• _SOURCE PASSAGE_
Here is a (probably biased), extremely condensed comparison of the three JSON signature schemes, all having one thing in common which was NOT the priority of the IETF JOSE WG, namely preserving the JSON text "as is" (=human readable).

The OpenBanking signature scheme is quite straightforward but also have huge limitations since messages are tied to HTTP making the concept incompatible with JavaScript/Browsers, WebSockets, Message Embedding as well as with Serialization in databases.

LDS (Linked Data Signatures) and JCS both claim adherence to JOSE standards but achieves that through entirely different methods:
- LDS use (a subset of) the JWS detached signature format but put all information regarding the signature key outside of the base64-encoded JWS container.
- JCS do not use the JWS container since one of the goals was providing all information in clear, including algorithms, public keys, etc. JCS rather reuse (a subset of) the JWK container and the JWA signature algorithms.

Since in-line signatures need some form of normalization in order to be interoperable, LDS utilizes a specific canonicalization algorithm while JCS only relies on JSON.stringify() as defined by ECMA.  This difference has major implications for applications as well as tools.

LDS primarily targets Linked Data, while JCS only targets plain-vanilla JSON/JavaScript.

Anders

On 2017-07-08 22:04, Kim Hamilton wrote:
> 
> We're about to release a paper on this topic originating out of last Rebooting Web of Trust. Manu developed an approach reconciling LD signatures with JWS. The approach uses the unencoded payload option (also detached), enabled by RFC7797 (https://tools.ietf.org/html/rfc7797).

• _THINGS TO DO_
1 > In the JSON signature comparison, replace "JWS container" with "JWS envelope" and give the passage again. Begin at the words "The OpenBanking signature" and stop after "JWA signature algorithms.".
2 > According to the JSON signature comparison, what does JCS rely on for normalization?
3 > Continue the JSON signature comparison from its final line.

• _INFORMATION GIVEN_
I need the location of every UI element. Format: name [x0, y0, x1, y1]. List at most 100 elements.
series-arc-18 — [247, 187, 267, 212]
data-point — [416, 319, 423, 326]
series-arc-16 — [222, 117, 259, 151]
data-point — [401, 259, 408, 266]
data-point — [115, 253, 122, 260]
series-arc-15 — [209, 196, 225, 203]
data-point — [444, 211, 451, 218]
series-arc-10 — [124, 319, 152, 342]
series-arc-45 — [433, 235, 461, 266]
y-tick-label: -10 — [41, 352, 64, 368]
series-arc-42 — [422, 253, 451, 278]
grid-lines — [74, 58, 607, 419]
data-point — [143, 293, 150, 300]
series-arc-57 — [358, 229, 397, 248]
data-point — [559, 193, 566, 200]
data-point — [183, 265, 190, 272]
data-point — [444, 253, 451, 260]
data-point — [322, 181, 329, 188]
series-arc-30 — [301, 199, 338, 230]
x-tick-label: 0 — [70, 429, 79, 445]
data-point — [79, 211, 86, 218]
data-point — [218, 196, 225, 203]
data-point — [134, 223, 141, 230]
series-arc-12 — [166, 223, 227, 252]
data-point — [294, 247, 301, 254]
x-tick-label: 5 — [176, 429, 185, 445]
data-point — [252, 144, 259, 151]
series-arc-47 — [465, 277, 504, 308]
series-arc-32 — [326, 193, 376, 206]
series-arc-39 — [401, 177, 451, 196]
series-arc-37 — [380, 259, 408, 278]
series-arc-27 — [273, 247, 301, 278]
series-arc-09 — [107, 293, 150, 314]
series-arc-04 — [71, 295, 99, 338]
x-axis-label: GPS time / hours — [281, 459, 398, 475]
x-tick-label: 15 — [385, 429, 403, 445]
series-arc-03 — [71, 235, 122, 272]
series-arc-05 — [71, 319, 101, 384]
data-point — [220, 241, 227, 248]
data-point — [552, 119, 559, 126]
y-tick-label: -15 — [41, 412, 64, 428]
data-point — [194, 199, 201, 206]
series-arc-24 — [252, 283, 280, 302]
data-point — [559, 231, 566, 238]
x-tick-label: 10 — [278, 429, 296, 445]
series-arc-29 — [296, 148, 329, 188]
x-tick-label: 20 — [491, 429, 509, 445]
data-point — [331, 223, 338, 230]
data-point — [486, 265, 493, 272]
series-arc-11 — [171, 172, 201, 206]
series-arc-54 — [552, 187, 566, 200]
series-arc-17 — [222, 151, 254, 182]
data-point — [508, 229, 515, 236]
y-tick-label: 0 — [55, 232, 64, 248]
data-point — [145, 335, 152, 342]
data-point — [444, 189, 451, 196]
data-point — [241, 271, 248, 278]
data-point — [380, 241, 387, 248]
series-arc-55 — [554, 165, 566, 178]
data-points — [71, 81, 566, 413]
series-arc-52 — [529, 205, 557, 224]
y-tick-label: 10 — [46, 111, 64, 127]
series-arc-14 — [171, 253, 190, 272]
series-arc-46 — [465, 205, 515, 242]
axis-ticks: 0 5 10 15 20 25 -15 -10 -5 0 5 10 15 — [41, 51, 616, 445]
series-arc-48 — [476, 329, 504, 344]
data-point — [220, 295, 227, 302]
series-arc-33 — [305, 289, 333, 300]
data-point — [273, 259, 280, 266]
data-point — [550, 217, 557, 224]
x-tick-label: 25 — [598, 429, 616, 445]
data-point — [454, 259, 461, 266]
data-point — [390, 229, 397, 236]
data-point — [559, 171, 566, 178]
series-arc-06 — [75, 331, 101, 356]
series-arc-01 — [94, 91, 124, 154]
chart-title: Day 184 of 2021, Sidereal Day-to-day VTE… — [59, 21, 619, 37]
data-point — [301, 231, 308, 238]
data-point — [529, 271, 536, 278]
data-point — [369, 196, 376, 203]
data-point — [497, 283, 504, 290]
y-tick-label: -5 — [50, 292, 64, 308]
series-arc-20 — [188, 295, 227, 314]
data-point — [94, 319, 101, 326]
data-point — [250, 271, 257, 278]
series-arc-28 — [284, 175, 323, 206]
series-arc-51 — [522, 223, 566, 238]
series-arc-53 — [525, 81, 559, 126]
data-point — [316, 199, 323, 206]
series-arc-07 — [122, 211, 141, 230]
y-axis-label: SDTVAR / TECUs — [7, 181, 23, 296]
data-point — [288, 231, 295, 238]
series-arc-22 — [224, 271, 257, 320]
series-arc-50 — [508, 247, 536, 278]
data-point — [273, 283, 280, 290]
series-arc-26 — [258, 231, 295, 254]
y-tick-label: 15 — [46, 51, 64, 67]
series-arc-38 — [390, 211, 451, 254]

• _OUTPUTS IN ORDER_
1 >
The OpenBanking signature scheme is quite straightforward but also have huge limitations since messages are tied to HTTP making the concept incompatible with JavaScript/Browsers, WebSockets, Message Embedding as well as with Serialization in databases.

LDS (Linked Data Signatures) and JCS both claim adherence to JOSE standards but achieves that through entirely different methods:
- LDS use (a subset of) the JWS detached signature format but put all information regarding the signature key outside of the base64-encoded JWS envelope.
- JCS do not use the JWS envelope since one of the goals was providing all information in clear, including algorithms, public keys, etc. JCS rather reuse (a subset of) the JWK container and the JWA signature algorithms.

2 > JSON.stringify() as defined by ECMA.

3 >
> 
> The LD signature suite is called RSA Signature Suite 2017 (https://w3c-dvcg.github.io/lds-rsa2017/).
> 
> The paper describing the approach and implementation is in draft form below, but will soon be released in final form
> https://github.com/WebOfTrustInfo/rebooting-the-web-of-trust-spring2017/blob/master/event-documents/group-abstracts/SignatureAlignmentAbstract.md
> 
> -- Kim
> 
> On Sat, Jul 8, 2017 at 4:25 AM Anders Rundgren <anders.rundgren.net@gmail.com <mailto:anders.rundgren.net@gmail.com>> wrote:
> 
>     Maybe of interest to the Security Task Force:
>     https://www.openbanking.org.uk/read-write-apis/payment-initiation-api/v1-0-0/#basics-headers
> 
>     Apparently they use a signature based on a detached JWS supplied as a header parameter and where the data to be signed is simply the HTTP body "as is".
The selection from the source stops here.